* start *

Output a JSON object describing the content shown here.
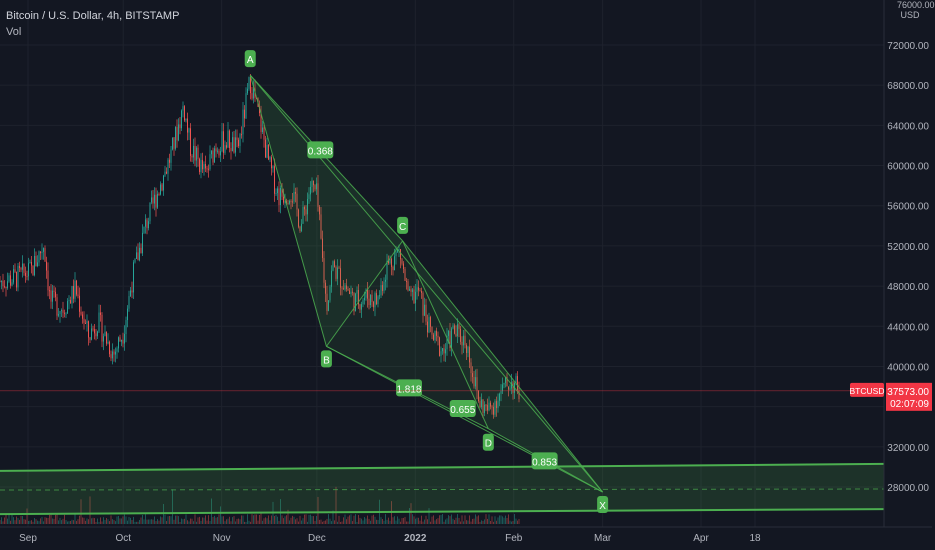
{
  "header": {
    "title": "Bitcoin / U.S. Dollar, 4h, BITSTAMP",
    "indicator": "Vol"
  },
  "price_axis": {
    "currency": "USD",
    "top_label": "76000.00",
    "current_price": "37573.00",
    "countdown": "02:07:09",
    "symbol": "BTCUSD"
  },
  "colors": {
    "background": "#131722",
    "up": "#26a69a",
    "down": "#ef5350",
    "pattern": "#4caf50",
    "price_tag": "#f23645"
  },
  "chart_data": {
    "type": "candlestick",
    "title": "Bitcoin / U.S. Dollar, 4h, BITSTAMP",
    "y_ticks": [
      28000,
      32000,
      36000,
      40000,
      44000,
      48000,
      52000,
      56000,
      60000,
      64000,
      68000,
      72000
    ],
    "y_tick_labels": [
      "28000.00",
      "32000.00",
      "36000.00",
      "40000.00",
      "44000.00",
      "48000.00",
      "52000.00",
      "56000.00",
      "60000.00",
      "64000.00",
      "68000.00",
      "72000.00"
    ],
    "ylim": [
      23500,
      76000
    ],
    "x_ticks": [
      {
        "label": "Sep",
        "date": "2021-09-01"
      },
      {
        "label": "Oct",
        "date": "2021-10-01"
      },
      {
        "label": "Nov",
        "date": "2021-11-01"
      },
      {
        "label": "Dec",
        "date": "2021-12-01"
      },
      {
        "label": "2022",
        "date": "2022-01-01"
      },
      {
        "label": "Feb",
        "date": "2022-02-01"
      },
      {
        "label": "Mar",
        "date": "2022-03-01"
      },
      {
        "label": "Apr",
        "date": "2022-04-01"
      },
      {
        "label": "18",
        "date": "2022-04-18"
      }
    ],
    "price_series": [
      {
        "date": "2021-08-24",
        "price": 48500
      },
      {
        "date": "2021-08-28",
        "price": 48800
      },
      {
        "date": "2021-09-02",
        "price": 49500
      },
      {
        "date": "2021-09-06",
        "price": 52200
      },
      {
        "date": "2021-09-08",
        "price": 46500
      },
      {
        "date": "2021-09-12",
        "price": 45800
      },
      {
        "date": "2021-09-16",
        "price": 47700
      },
      {
        "date": "2021-09-20",
        "price": 43000
      },
      {
        "date": "2021-09-23",
        "price": 44500
      },
      {
        "date": "2021-09-28",
        "price": 41200
      },
      {
        "date": "2021-10-01",
        "price": 43500
      },
      {
        "date": "2021-10-04",
        "price": 49000
      },
      {
        "date": "2021-10-08",
        "price": 54000
      },
      {
        "date": "2021-10-12",
        "price": 57500
      },
      {
        "date": "2021-10-16",
        "price": 61000
      },
      {
        "date": "2021-10-20",
        "price": 66000
      },
      {
        "date": "2021-10-22",
        "price": 62000
      },
      {
        "date": "2021-10-27",
        "price": 59000
      },
      {
        "date": "2021-10-30",
        "price": 62000
      },
      {
        "date": "2021-11-03",
        "price": 62500
      },
      {
        "date": "2021-11-06",
        "price": 61500
      },
      {
        "date": "2021-11-10",
        "price": 68500
      },
      {
        "date": "2021-11-13",
        "price": 64500
      },
      {
        "date": "2021-11-16",
        "price": 60000
      },
      {
        "date": "2021-11-19",
        "price": 57000
      },
      {
        "date": "2021-11-23",
        "price": 57500
      },
      {
        "date": "2021-11-26",
        "price": 54000
      },
      {
        "date": "2021-11-29",
        "price": 58000
      },
      {
        "date": "2021-12-01",
        "price": 57000
      },
      {
        "date": "2021-12-04",
        "price": 46000
      },
      {
        "date": "2021-12-06",
        "price": 50000
      },
      {
        "date": "2021-12-10",
        "price": 48000
      },
      {
        "date": "2021-12-13",
        "price": 46500
      },
      {
        "date": "2021-12-17",
        "price": 47000
      },
      {
        "date": "2021-12-20",
        "price": 46500
      },
      {
        "date": "2021-12-23",
        "price": 50000
      },
      {
        "date": "2021-12-27",
        "price": 51500
      },
      {
        "date": "2021-12-30",
        "price": 46500
      },
      {
        "date": "2022-01-02",
        "price": 47500
      },
      {
        "date": "2022-01-06",
        "price": 43000
      },
      {
        "date": "2022-01-10",
        "price": 41500
      },
      {
        "date": "2022-01-13",
        "price": 43500
      },
      {
        "date": "2022-01-17",
        "price": 42500
      },
      {
        "date": "2022-01-21",
        "price": 36500
      },
      {
        "date": "2022-01-24",
        "price": 35500
      },
      {
        "date": "2022-01-27",
        "price": 37000
      },
      {
        "date": "2022-01-31",
        "price": 38500
      },
      {
        "date": "2022-02-03",
        "price": 37573
      }
    ],
    "pattern": {
      "points": [
        {
          "label": "A",
          "date": "2021-11-10",
          "price": 69000
        },
        {
          "label": "B",
          "date": "2021-12-04",
          "price": 42000
        },
        {
          "label": "C",
          "date": "2021-12-28",
          "price": 52500
        },
        {
          "label": "D",
          "date": "2022-01-24",
          "price": 33800
        },
        {
          "label": "X",
          "date": "2022-03-01",
          "price": 27500
        }
      ],
      "ratios": [
        "0.368",
        "1.818",
        "0.655",
        "0.853"
      ]
    },
    "zone": {
      "low": 25500,
      "high": 29800,
      "mid": 27700
    },
    "current_price": 37573
  }
}
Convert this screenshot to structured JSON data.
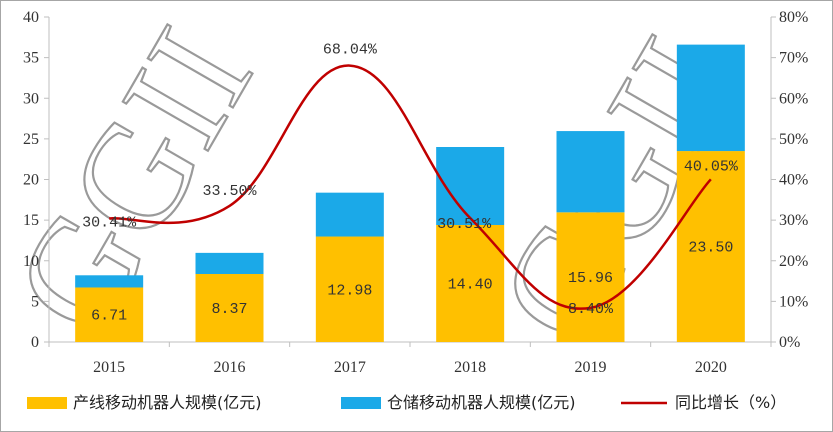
{
  "chart_data": {
    "type": "bar",
    "stacked": true,
    "categories": [
      "2015",
      "2016",
      "2017",
      "2018",
      "2019",
      "2020"
    ],
    "series": [
      {
        "name": "产线移动机器人规模(亿元)",
        "kind": "bar",
        "axis": "left",
        "color": "#FFC000",
        "values": [
          6.71,
          8.37,
          12.98,
          14.4,
          15.96,
          23.5
        ],
        "labels": [
          "6.71",
          "8.37",
          "12.98",
          "14.40",
          "15.96",
          "23.50"
        ]
      },
      {
        "name": "仓储移动机器人规模(亿元)",
        "kind": "bar",
        "axis": "left",
        "color": "#1BA9E8",
        "values": [
          1.5,
          2.6,
          5.4,
          9.6,
          10.0,
          13.1
        ]
      },
      {
        "name": "同比增长（%）",
        "kind": "line",
        "axis": "right",
        "color": "#C00000",
        "smooth": true,
        "values": [
          30.41,
          33.5,
          68.04,
          30.51,
          8.4,
          40.05
        ],
        "labels": [
          "30.41%",
          "33.50%",
          "68.04%",
          "30.51%",
          "8.40%",
          "40.05%"
        ]
      }
    ],
    "y_left": {
      "min": 0,
      "max": 40,
      "step": 5,
      "ticks": [
        "0",
        "5",
        "10",
        "15",
        "20",
        "25",
        "30",
        "35",
        "40"
      ]
    },
    "y_right": {
      "min": 0,
      "max": 80,
      "step": 10,
      "ticks": [
        "0%",
        "10%",
        "20%",
        "30%",
        "40%",
        "50%",
        "60%",
        "70%",
        "80%"
      ]
    },
    "grid": false,
    "legend_position": "bottom",
    "watermark": "GGII"
  }
}
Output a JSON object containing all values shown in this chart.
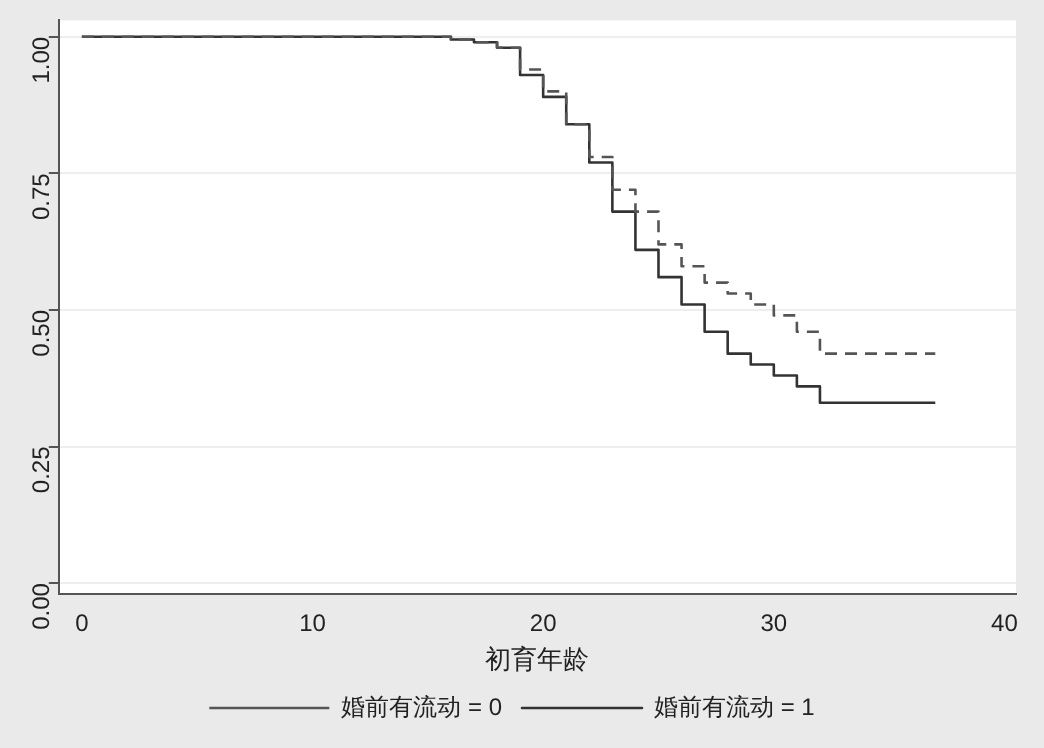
{
  "chart_data": {
    "type": "step",
    "xlabel": "初育年龄",
    "xlim": [
      -1,
      40.5
    ],
    "xticks": [
      0,
      10,
      20,
      30,
      40
    ],
    "ylim": [
      -0.02,
      1.03
    ],
    "yticks": [
      {
        "value": 0,
        "label": "0.00"
      },
      {
        "value": 0.25,
        "label": "0.25"
      },
      {
        "value": 0.5,
        "label": "0.50"
      },
      {
        "value": 0.75,
        "label": "0.75"
      },
      {
        "value": 1,
        "label": "1.00"
      }
    ],
    "grid": "y",
    "legend": "bottom",
    "series": [
      {
        "name": "婚前有流动 = 0",
        "color": "#555555",
        "line_style": "dashed",
        "x": [
          0,
          16,
          17,
          18,
          19,
          20,
          21,
          22,
          23,
          24,
          25,
          26,
          27,
          28,
          29,
          30,
          31,
          32,
          37
        ],
        "values": [
          1,
          0.995,
          0.99,
          0.98,
          0.94,
          0.9,
          0.84,
          0.78,
          0.72,
          0.68,
          0.62,
          0.58,
          0.55,
          0.53,
          0.51,
          0.49,
          0.46,
          0.42,
          0.42
        ]
      },
      {
        "name": "婚前有流动 = 1",
        "color": "#333333",
        "line_style": "solid",
        "x": [
          0,
          16,
          17,
          18,
          19,
          20,
          21,
          22,
          23,
          24,
          25,
          26,
          27,
          28,
          29,
          30,
          31,
          32,
          37
        ],
        "values": [
          1,
          0.995,
          0.99,
          0.98,
          0.93,
          0.89,
          0.84,
          0.77,
          0.68,
          0.61,
          0.56,
          0.51,
          0.46,
          0.42,
          0.4,
          0.38,
          0.36,
          0.33,
          0.33
        ]
      }
    ]
  }
}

* end *

= WHAT YOU NEED TO DO =
Copy whichever lines in the listing above contain the word "bottom".

= COMPLETE ANSWER =
    "legend_position": "bottom",
    "legend": "bottom",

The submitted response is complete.